▸ Given problem: Transcribe the records in full, keeping every character as it is.

(Figure dataset records)
-- -- --
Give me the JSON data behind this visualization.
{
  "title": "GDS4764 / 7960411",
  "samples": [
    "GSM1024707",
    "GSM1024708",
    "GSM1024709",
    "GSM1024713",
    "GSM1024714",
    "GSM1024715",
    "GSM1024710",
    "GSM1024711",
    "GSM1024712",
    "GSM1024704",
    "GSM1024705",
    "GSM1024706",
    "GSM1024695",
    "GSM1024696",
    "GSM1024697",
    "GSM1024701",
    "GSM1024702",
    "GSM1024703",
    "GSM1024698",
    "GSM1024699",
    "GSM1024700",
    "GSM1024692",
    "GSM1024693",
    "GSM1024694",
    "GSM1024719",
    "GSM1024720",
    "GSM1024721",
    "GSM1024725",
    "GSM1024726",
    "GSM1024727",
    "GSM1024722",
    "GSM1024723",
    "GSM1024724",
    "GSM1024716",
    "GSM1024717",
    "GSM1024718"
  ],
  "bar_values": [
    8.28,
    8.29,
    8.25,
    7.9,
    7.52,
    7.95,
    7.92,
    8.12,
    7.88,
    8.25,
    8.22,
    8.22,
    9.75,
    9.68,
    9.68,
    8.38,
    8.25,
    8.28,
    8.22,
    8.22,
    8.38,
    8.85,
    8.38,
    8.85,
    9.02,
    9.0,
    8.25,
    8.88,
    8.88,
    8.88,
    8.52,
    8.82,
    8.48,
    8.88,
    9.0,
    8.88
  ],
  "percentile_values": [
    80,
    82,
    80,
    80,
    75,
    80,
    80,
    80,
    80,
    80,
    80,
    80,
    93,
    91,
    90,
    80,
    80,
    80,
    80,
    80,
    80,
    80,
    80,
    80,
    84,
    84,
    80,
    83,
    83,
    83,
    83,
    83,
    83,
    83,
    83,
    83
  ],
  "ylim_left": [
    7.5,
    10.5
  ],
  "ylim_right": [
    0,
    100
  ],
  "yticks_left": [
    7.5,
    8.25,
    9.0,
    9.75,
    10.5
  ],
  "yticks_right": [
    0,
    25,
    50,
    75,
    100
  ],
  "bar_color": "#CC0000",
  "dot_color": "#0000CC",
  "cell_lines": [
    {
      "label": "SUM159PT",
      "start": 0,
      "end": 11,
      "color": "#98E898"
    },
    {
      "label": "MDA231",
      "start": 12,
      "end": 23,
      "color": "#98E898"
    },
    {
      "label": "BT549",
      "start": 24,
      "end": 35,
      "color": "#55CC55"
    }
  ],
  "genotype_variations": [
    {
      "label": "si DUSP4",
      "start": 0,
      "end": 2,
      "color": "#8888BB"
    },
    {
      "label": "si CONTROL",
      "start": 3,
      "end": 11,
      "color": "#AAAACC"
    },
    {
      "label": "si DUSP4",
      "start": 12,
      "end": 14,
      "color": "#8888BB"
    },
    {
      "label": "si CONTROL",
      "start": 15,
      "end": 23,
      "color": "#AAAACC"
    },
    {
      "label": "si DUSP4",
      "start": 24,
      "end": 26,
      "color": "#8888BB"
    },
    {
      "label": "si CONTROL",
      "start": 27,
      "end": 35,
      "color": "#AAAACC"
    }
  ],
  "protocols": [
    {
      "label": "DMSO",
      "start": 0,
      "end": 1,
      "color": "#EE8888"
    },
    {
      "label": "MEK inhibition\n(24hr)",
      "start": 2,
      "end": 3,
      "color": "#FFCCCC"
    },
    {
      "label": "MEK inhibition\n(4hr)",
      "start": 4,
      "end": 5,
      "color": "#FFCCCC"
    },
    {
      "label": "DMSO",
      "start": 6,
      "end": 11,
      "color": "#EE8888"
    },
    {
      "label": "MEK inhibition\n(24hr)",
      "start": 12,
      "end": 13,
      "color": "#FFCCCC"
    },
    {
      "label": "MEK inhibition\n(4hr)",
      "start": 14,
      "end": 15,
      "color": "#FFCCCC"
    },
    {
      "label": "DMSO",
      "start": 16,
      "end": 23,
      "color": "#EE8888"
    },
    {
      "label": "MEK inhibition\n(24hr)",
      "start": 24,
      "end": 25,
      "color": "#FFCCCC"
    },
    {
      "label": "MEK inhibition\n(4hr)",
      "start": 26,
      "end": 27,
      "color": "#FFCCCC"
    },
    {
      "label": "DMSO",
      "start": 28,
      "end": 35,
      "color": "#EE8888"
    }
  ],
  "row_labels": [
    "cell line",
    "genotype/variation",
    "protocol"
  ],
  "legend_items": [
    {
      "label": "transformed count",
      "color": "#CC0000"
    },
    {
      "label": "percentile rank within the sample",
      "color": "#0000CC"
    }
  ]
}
-- -- --
▸ Response:
Give me the JSON data behind this visualization.
{
  "title": "GDS4764 / 7960411",
  "samples": [
    "GSM1024707",
    "GSM1024708",
    "GSM1024709",
    "GSM1024713",
    "GSM1024714",
    "GSM1024715",
    "GSM1024710",
    "GSM1024711",
    "GSM1024712",
    "GSM1024704",
    "GSM1024705",
    "GSM1024706",
    "GSM1024695",
    "GSM1024696",
    "GSM1024697",
    "GSM1024701",
    "GSM1024702",
    "GSM1024703",
    "GSM1024698",
    "GSM1024699",
    "GSM1024700",
    "GSM1024692",
    "GSM1024693",
    "GSM1024694",
    "GSM1024719",
    "GSM1024720",
    "GSM1024721",
    "GSM1024725",
    "GSM1024726",
    "GSM1024727",
    "GSM1024722",
    "GSM1024723",
    "GSM1024724",
    "GSM1024716",
    "GSM1024717",
    "GSM1024718"
  ],
  "bar_values": [
    8.28,
    8.29,
    8.25,
    7.9,
    7.52,
    7.95,
    7.92,
    8.12,
    7.88,
    8.25,
    8.22,
    8.22,
    9.75,
    9.68,
    9.68,
    8.38,
    8.25,
    8.28,
    8.22,
    8.22,
    8.38,
    8.85,
    8.38,
    8.85,
    9.02,
    9.0,
    8.25,
    8.88,
    8.88,
    8.88,
    8.52,
    8.82,
    8.48,
    8.88,
    9.0,
    8.88
  ],
  "percentile_values": [
    80,
    82,
    80,
    80,
    75,
    80,
    80,
    80,
    80,
    80,
    80,
    80,
    93,
    91,
    90,
    80,
    80,
    80,
    80,
    80,
    80,
    80,
    80,
    80,
    84,
    84,
    80,
    83,
    83,
    83,
    83,
    83,
    83,
    83,
    83,
    83
  ],
  "ylim_left": [
    7.5,
    10.5
  ],
  "ylim_right": [
    0,
    100
  ],
  "yticks_left": [
    7.5,
    8.25,
    9.0,
    9.75,
    10.5
  ],
  "yticks_right": [
    0,
    25,
    50,
    75,
    100
  ],
  "bar_color": "#CC0000",
  "dot_color": "#0000CC",
  "cell_lines": [
    {
      "label": "SUM159PT",
      "start": 0,
      "end": 11,
      "color": "#98E898"
    },
    {
      "label": "MDA231",
      "start": 12,
      "end": 23,
      "color": "#98E898"
    },
    {
      "label": "BT549",
      "start": 24,
      "end": 35,
      "color": "#55CC55"
    }
  ],
  "genotype_variations": [
    {
      "label": "si DUSP4",
      "start": 0,
      "end": 2,
      "color": "#8888BB"
    },
    {
      "label": "si CONTROL",
      "start": 3,
      "end": 11,
      "color": "#AAAACC"
    },
    {
      "label": "si DUSP4",
      "start": 12,
      "end": 14,
      "color": "#8888BB"
    },
    {
      "label": "si CONTROL",
      "start": 15,
      "end": 23,
      "color": "#AAAACC"
    },
    {
      "label": "si DUSP4",
      "start": 24,
      "end": 26,
      "color": "#8888BB"
    },
    {
      "label": "si CONTROL",
      "start": 27,
      "end": 35,
      "color": "#AAAACC"
    }
  ],
  "protocols": [
    {
      "label": "DMSO",
      "start": 0,
      "end": 1,
      "color": "#EE8888"
    },
    {
      "label": "MEK inhibition\n(24hr)",
      "start": 2,
      "end": 3,
      "color": "#FFCCCC"
    },
    {
      "label": "MEK inhibition\n(4hr)",
      "start": 4,
      "end": 5,
      "color": "#FFCCCC"
    },
    {
      "label": "DMSO",
      "start": 6,
      "end": 11,
      "color": "#EE8888"
    },
    {
      "label": "MEK inhibition\n(24hr)",
      "start": 12,
      "end": 13,
      "color": "#FFCCCC"
    },
    {
      "label": "MEK inhibition\n(4hr)",
      "start": 14,
      "end": 15,
      "color": "#FFCCCC"
    },
    {
      "label": "DMSO",
      "start": 16,
      "end": 23,
      "color": "#EE8888"
    },
    {
      "label": "MEK inhibition\n(24hr)",
      "start": 24,
      "end": 25,
      "color": "#FFCCCC"
    },
    {
      "label": "MEK inhibition\n(4hr)",
      "start": 26,
      "end": 27,
      "color": "#FFCCCC"
    },
    {
      "label": "DMSO",
      "start": 28,
      "end": 35,
      "color": "#EE8888"
    }
  ],
  "row_labels": [
    "cell line",
    "genotype/variation",
    "protocol"
  ],
  "legend_items": [
    {
      "label": "transformed count",
      "color": "#CC0000"
    },
    {
      "label": "percentile rank within the sample",
      "color": "#0000CC"
    }
  ]
}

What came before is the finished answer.